■ **节选内容**
1、Ck资源配置:
(16C 64G 1T)* 3
2、CK 3台机器的初始化配置文件
<yandex>
<clickhouse_remote_servers>
<!--集群配置,需要在Config.xml 中配置-->
<perfprod_3shards_1replicas>
<!--集群模式配置 3 分片 1副本 -->
<shard>
<internal_replication>true</internal_replication>
<!--数据主动复制 -->
<replica>
<host>clickhouse-devops-prod-MRIG0a40</host>
<port>9000</port>
<user>xxx</user>
<password>xxxxx</password>
</replica>
</shard>
<shard>
<internal_replication>true</internal_replication>
<replica>
<host>clickhouse-devops-prod-VNUMuh7e</host>
<port>9000</port>
<user>xxx</user>
<password>xxxxx</password>
</replica>
</shard>
<shard>
<internal_replication>true</internal_replication>
<replica>
<host>clickhouse-devops-prod-nS7hs4ot</host>
<port>9000</port>
<user>xxx</user>
<password>xxxxx</password>
</replica>
</shard>
</perfprod_3shards_1replicas>
</clickhouse_remote_servers>
<zookeeper-servers>
<!--ZK 配置 -->
<node index="1">
<host>127.0.0.1</host>
<port>3288</port>
</node>
<node index="2">
<host>127.0.0.2</host>
<port>3288</port>
</node>
<node index="3">
<host>127.0.0.3</host>
<port>3288</port>
</node>
</zookeeper-servers>
<macros>
<!--宏定义,各节点自定义的配置 -->
<cluster>perfprod_3shards_1replicas</cluster>
<shard>01</shard>
<replica>clickhouse-devops-prod-MRIG0a40</replica>
</macros>
<clickhouse_compression>
<!--压缩算法 -->
<case>
<min_part_size>10000000000</min_part_size>
<min_part_size_ratio>0.01</min_part_size_ratio>
<method>lz4</method>
</case>
</clickhouse_compression>
</yandex>
PS :需要将 metrika 配置文件 incl 到 节点的config 文件 集群配置才能生效。

■ **任务要求**
在这段 ClickHouse 集群配置中,压缩算法用的是哪种方法? 列表用不到。

(空间布局数据)
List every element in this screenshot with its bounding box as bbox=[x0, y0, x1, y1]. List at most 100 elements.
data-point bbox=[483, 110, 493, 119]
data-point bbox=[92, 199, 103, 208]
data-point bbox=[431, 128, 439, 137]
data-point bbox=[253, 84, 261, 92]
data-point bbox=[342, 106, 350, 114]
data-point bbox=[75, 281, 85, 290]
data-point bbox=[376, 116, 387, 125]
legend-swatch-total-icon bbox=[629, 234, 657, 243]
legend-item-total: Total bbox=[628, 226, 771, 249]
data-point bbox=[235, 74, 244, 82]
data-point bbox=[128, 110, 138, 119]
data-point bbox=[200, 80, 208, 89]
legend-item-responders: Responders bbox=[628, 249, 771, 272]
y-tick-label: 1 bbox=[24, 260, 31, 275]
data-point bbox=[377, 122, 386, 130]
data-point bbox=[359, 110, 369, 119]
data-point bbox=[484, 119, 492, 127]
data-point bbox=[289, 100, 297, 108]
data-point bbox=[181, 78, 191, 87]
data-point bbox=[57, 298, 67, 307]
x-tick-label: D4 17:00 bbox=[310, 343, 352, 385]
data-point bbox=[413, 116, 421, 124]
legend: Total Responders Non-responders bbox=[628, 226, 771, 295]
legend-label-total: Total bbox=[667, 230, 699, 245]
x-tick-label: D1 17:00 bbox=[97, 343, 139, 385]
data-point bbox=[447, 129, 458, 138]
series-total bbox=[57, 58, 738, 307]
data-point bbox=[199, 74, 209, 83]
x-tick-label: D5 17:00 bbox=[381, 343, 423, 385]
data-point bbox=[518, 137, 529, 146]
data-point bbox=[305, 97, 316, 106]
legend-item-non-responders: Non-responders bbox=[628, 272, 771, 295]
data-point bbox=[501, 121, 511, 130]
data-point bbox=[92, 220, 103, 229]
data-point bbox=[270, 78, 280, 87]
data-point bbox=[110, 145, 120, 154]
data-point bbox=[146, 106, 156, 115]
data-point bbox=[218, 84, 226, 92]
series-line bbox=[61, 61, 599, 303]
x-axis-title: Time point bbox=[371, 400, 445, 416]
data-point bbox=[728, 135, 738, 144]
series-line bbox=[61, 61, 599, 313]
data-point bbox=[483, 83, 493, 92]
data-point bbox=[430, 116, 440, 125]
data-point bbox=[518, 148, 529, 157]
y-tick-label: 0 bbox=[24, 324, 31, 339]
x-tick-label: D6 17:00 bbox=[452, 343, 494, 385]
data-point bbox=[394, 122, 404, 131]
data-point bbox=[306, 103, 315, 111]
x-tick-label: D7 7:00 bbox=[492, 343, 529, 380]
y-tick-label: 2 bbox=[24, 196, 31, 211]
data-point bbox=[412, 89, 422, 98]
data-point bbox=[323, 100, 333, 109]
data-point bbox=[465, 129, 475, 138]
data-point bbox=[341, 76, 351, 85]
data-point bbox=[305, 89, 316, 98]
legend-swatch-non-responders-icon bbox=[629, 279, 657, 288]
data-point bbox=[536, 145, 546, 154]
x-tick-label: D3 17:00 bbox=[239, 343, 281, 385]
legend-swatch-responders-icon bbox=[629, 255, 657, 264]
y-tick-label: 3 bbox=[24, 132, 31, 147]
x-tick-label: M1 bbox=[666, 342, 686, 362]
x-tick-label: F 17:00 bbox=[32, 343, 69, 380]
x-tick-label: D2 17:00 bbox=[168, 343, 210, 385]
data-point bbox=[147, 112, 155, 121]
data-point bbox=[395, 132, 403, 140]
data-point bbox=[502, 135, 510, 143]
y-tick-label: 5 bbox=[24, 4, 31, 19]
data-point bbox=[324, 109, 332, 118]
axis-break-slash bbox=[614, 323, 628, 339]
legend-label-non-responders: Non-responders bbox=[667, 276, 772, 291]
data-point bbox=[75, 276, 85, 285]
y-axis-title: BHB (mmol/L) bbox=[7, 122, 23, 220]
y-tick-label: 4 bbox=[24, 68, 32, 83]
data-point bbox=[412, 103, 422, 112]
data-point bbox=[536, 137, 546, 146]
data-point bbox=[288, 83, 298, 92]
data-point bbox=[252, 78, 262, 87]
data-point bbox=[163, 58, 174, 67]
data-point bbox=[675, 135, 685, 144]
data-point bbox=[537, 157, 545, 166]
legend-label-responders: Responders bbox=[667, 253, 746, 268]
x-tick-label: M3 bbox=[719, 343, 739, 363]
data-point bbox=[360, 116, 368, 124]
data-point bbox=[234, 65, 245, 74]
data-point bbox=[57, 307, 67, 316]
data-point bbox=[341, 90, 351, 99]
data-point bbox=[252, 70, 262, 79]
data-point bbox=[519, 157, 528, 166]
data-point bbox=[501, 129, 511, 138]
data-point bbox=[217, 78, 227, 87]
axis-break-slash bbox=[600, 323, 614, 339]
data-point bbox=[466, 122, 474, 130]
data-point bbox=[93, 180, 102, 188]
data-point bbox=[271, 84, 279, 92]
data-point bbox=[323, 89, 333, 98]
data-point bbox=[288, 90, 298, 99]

■ **书面回答**
压缩方法为 lz4。